- _TRECHO DO DOCUMENTO_
# # # # #

Deu no Jornal

Tiro 226

Gazeta do Commercio trazia uma notícia delicada a 101 joinvilenses no começo de junho de 1917. Tratava-se de uma convocação, na verdade, publicada a pedido do 1º Tenente Antonio Bricio Guilhon e endereçada aos reservistas de segunda categoria. Esses deveriam se apresentar à Linha de Tiro 226, dali a uma semana, para uma tarde de “instrucção militar”.

 

Parecia algo simples, mas não só aqueles eram os tempos da Primeira Guerra Mundial, como aos convocados não bastava comparecer no dia marcado – eles tinham que dominar um vasto e detalhado conteúdo. A Gazeta pelo menos se dispunha a ajudar, dedicando quase uma página inteira da edição a listar as 104 perguntas (e respectivas respostas) que os reservistas deveriam saber.

 

Uma coisa fica clara a qualquer um que leia a relação: sem boa memória não se ia a lugar nenhum na vida militar da época.

 

sacktrick.com   UniformesEssa ilustração mostra como eram os uniformes usados pelos reservistas de diferentes Tiros de Guerra no Brasil na época de que trata o questionário publicado pela Gazeta do Commercio. Como se vê, havia algumas pequenas diferenças entre eles.

 

Tiros de guerra

 

Os tiros de guerra (ou linhas de tiro, como também eram conhecidas) têm sua origem nas sociedades de tiro ao alvo com fins militares. A primeira delas surgiu no Rio Grande do Sul, em 1902, mas foi só a partir de 1916 que esse tipo de associação começou a se espalhar pelo país, impulsionadas pela campanha de Olavo Bilac, que queria instituir o serviço militar obrigatório no Brasil (leia mais na Edição 11 do Jornal Retrô).

# # # # #

- _DADOS FORNECIDOS_
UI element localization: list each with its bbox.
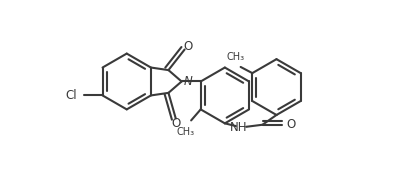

# # # # #

- _SOLICITAÇÕES_
a – Reproduza o trecho desde "Parecia algo simples, mas" até "diferenças entre eles.", inclusive, renomeando "reservistas" para "soldados da reserva".
b – Segundo o trecho, onde e em que ano surgiu a primeira sociedade de tiro ao alvo com fins militares?
As linhas apresentadas não têm relação alguma com o trecho.

- _RESPOSTAS ESPERADAS_
a –
Parecia algo simples, mas não só aqueles eram os tempos da Primeira Guerra Mundial, como aos convocados não bastava comparecer no dia marcado – eles tinham que dominar um vasto e detalhado conteúdo. A Gazeta pelo menos se dispunha a ajudar, dedicando quase uma página inteira da edição a listar as 104 perguntas (e respectivas respostas) que os soldados da reserva deveriam saber.

 

Uma coisa fica clara a qualquer um que leia a relação: sem boa memória não se ia a lugar nenhum na vida militar da época.

 

sacktrick.com   UniformesEssa ilustração mostra como eram os uniformes usados pelos soldados da reserva de diferentes Tiros de Guerra no Brasil na época de que trata o questionário publicado pela Gazeta do Commercio. Como se vê, havia algumas pequenas diferenças entre eles.

b – No Rio Grande do Sul, em 1902.